Extracts from a graphics dataset

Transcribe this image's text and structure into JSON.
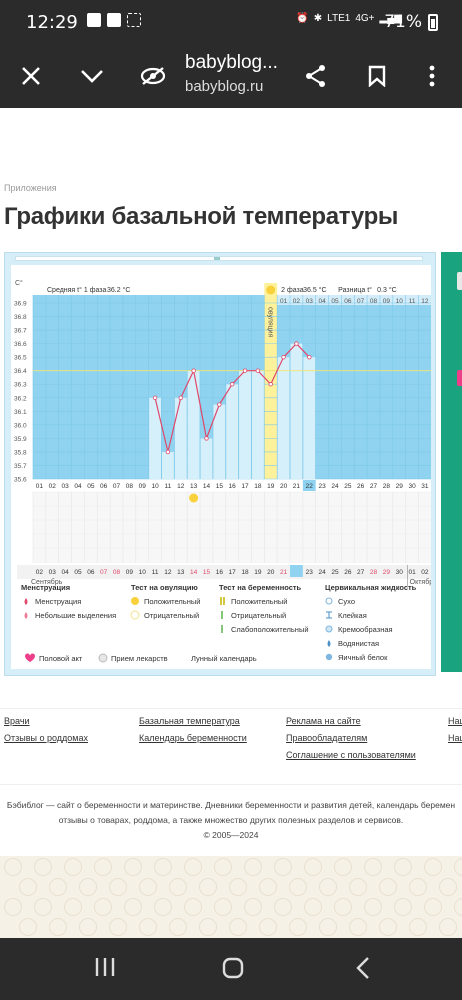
{
  "status": {
    "time": "12:29",
    "network": "4G+",
    "lte": "LTE1",
    "battery": "71%"
  },
  "browser": {
    "title": "babyblog...",
    "domain": "babyblog.ru"
  },
  "page": {
    "breadcrumb": "Приложения",
    "title": "Графики базальной температуры"
  },
  "chart_data": {
    "type": "line",
    "ylabel": "С°",
    "y_ticks": [
      "36.9",
      "36.8",
      "36.7",
      "36.6",
      "36.5",
      "36.4",
      "36.3",
      "36.2",
      "36.1",
      "36.0",
      "35.9",
      "35.8",
      "35.7",
      "35.6"
    ],
    "ylim": [
      35.6,
      36.9
    ],
    "phase1": "Средняя t° 1 фаза",
    "phase1_value": "36.2 °C",
    "phase2": "2 фаза",
    "phase2_value": "36.5 °C",
    "diff": "Разница t°",
    "diff_value": "0.3 °C",
    "ovulation": "овуляция",
    "ovulation_day": "19",
    "top_days": [
      "01",
      "02",
      "03",
      "04",
      "05",
      "06",
      "07",
      "08",
      "09",
      "10",
      "11",
      "12"
    ],
    "x_days": [
      "01",
      "02",
      "03",
      "04",
      "05",
      "06",
      "07",
      "08",
      "09",
      "10",
      "11",
      "12",
      "13",
      "14",
      "15",
      "16",
      "17",
      "18",
      "19",
      "20",
      "21",
      "22",
      "23",
      "24",
      "25",
      "26",
      "27",
      "28",
      "29",
      "30",
      "31"
    ],
    "highlight_day": "22",
    "x": [
      "10",
      "11",
      "12",
      "13",
      "14",
      "15",
      "16",
      "17",
      "18",
      "19",
      "20",
      "21",
      "22"
    ],
    "values": [
      36.2,
      35.8,
      36.2,
      36.4,
      35.9,
      36.15,
      36.3,
      36.4,
      36.4,
      36.3,
      36.5,
      36.6,
      36.5
    ],
    "coverline": 36.4,
    "bottom_days": [
      "02",
      "03",
      "04",
      "05",
      "06",
      "07",
      "08",
      "09",
      "10",
      "11",
      "12",
      "13",
      "14",
      "15",
      "16",
      "17",
      "18",
      "19",
      "20",
      "21",
      "22",
      "23",
      "24",
      "25",
      "26",
      "27",
      "28",
      "29",
      "30",
      "01",
      "02"
    ],
    "bottom_red": [
      "07",
      "08",
      "14",
      "15",
      "21",
      "22",
      "28",
      "29"
    ],
    "bottom_highlight": "23",
    "month_left": "Сентябрь",
    "month_right": "Октябрь",
    "ovulation_test_day": "13"
  },
  "legend": {
    "menstruation_head": "Менструация",
    "menstruation": "Менструация",
    "spotting": "Небольшие выделения",
    "ovulation_head": "Тест на овуляцию",
    "ov_positive": "Положительный",
    "ov_negative": "Отрицательный",
    "pregnancy_head": "Тест на беременность",
    "pr_positive": "Положительный",
    "pr_negative": "Отрицательный",
    "pr_weak": "Слабоположительный",
    "cervical_head": "Цервикальная жидкость",
    "dry": "Сухо",
    "sticky": "Клейкая",
    "creamy": "Кремообразная",
    "watery": "Водянистая",
    "eggwhite": "Яичный белок",
    "intercourse": "Половой акт",
    "medication": "Прием лекарств",
    "lunar": "Лунный календарь"
  },
  "footer": {
    "col1": [
      "Врачи",
      "Отзывы о роддомах"
    ],
    "col2": [
      "Базальная температура",
      "Календарь беременности"
    ],
    "col3": [
      "Реклама на сайте",
      "Правообладателям",
      "Соглашение с пользователями"
    ],
    "col4": [
      "Нац",
      "Нац"
    ],
    "line1": "Бэбиблог — сайт о беременности и материнстве. Дневники беременности и развития детей, календарь беремен",
    "line2": "отзывы о товарах, роддома, а также множество других полезных разделов и сервисов.",
    "line3": "© 2005—2024"
  },
  "colors": {
    "chart_blue": "#8fd3f1",
    "grid": "#7fc7e8",
    "bar": "#d6f0fb",
    "line": "#e0486a",
    "ovulation": "#fdf29b"
  }
}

▶ Work to complete
Repeat the material exactly as it reads, without any of its pictures.

▶ Solution to this task
Transcribe this image's text and structure into JSON.
{
  "status": {
    "time": "12:29",
    "network": "4G+",
    "lte": "LTE1",
    "battery": "71%"
  },
  "browser": {
    "title": "babyblog...",
    "domain": "babyblog.ru"
  },
  "page": {
    "breadcrumb": "Приложения",
    "title": "Графики базальной температуры"
  },
  "chart_data": {
    "type": "line",
    "ylabel": "С°",
    "y_ticks": [
      "36.9",
      "36.8",
      "36.7",
      "36.6",
      "36.5",
      "36.4",
      "36.3",
      "36.2",
      "36.1",
      "36.0",
      "35.9",
      "35.8",
      "35.7",
      "35.6"
    ],
    "ylim": [
      35.6,
      36.9
    ],
    "phase1": "Средняя t° 1 фаза",
    "phase1_value": "36.2 °C",
    "phase2": "2 фаза",
    "phase2_value": "36.5 °C",
    "diff": "Разница t°",
    "diff_value": "0.3 °C",
    "ovulation": "овуляция",
    "ovulation_day": "19",
    "top_days": [
      "01",
      "02",
      "03",
      "04",
      "05",
      "06",
      "07",
      "08",
      "09",
      "10",
      "11",
      "12"
    ],
    "x_days": [
      "01",
      "02",
      "03",
      "04",
      "05",
      "06",
      "07",
      "08",
      "09",
      "10",
      "11",
      "12",
      "13",
      "14",
      "15",
      "16",
      "17",
      "18",
      "19",
      "20",
      "21",
      "22",
      "23",
      "24",
      "25",
      "26",
      "27",
      "28",
      "29",
      "30",
      "31"
    ],
    "highlight_day": "22",
    "x": [
      "10",
      "11",
      "12",
      "13",
      "14",
      "15",
      "16",
      "17",
      "18",
      "19",
      "20",
      "21",
      "22"
    ],
    "values": [
      36.2,
      35.8,
      36.2,
      36.4,
      35.9,
      36.15,
      36.3,
      36.4,
      36.4,
      36.3,
      36.5,
      36.6,
      36.5
    ],
    "coverline": 36.4,
    "bottom_days": [
      "02",
      "03",
      "04",
      "05",
      "06",
      "07",
      "08",
      "09",
      "10",
      "11",
      "12",
      "13",
      "14",
      "15",
      "16",
      "17",
      "18",
      "19",
      "20",
      "21",
      "22",
      "23",
      "24",
      "25",
      "26",
      "27",
      "28",
      "29",
      "30",
      "01",
      "02"
    ],
    "bottom_red": [
      "07",
      "08",
      "14",
      "15",
      "21",
      "22",
      "28",
      "29"
    ],
    "bottom_highlight": "23",
    "month_left": "Сентябрь",
    "month_right": "Октябрь",
    "ovulation_test_day": "13"
  },
  "legend": {
    "menstruation_head": "Менструация",
    "menstruation": "Менструация",
    "spotting": "Небольшие выделения",
    "ovulation_head": "Тест на овуляцию",
    "ov_positive": "Положительный",
    "ov_negative": "Отрицательный",
    "pregnancy_head": "Тест на беременность",
    "pr_positive": "Положительный",
    "pr_negative": "Отрицательный",
    "pr_weak": "Слабоположительный",
    "cervical_head": "Цервикальная жидкость",
    "dry": "Сухо",
    "sticky": "Клейкая",
    "creamy": "Кремообразная",
    "watery": "Водянистая",
    "eggwhite": "Яичный белок",
    "intercourse": "Половой акт",
    "medication": "Прием лекарств",
    "lunar": "Лунный календарь"
  },
  "footer": {
    "col1": [
      "Врачи",
      "Отзывы о роддомах"
    ],
    "col2": [
      "Базальная температура",
      "Календарь беременности"
    ],
    "col3": [
      "Реклама на сайте",
      "Правообладателям",
      "Соглашение с пользователями"
    ],
    "col4": [
      "Нац",
      "Нац"
    ],
    "line1": "Бэбиблог — сайт о беременности и материнстве. Дневники беременности и развития детей, календарь беремен",
    "line2": "отзывы о товарах, роддома, а также множество других полезных разделов и сервисов.",
    "line3": "© 2005—2024"
  },
  "colors": {
    "chart_blue": "#8fd3f1",
    "grid": "#7fc7e8",
    "bar": "#d6f0fb",
    "line": "#e0486a",
    "ovulation": "#fdf29b"
  }
}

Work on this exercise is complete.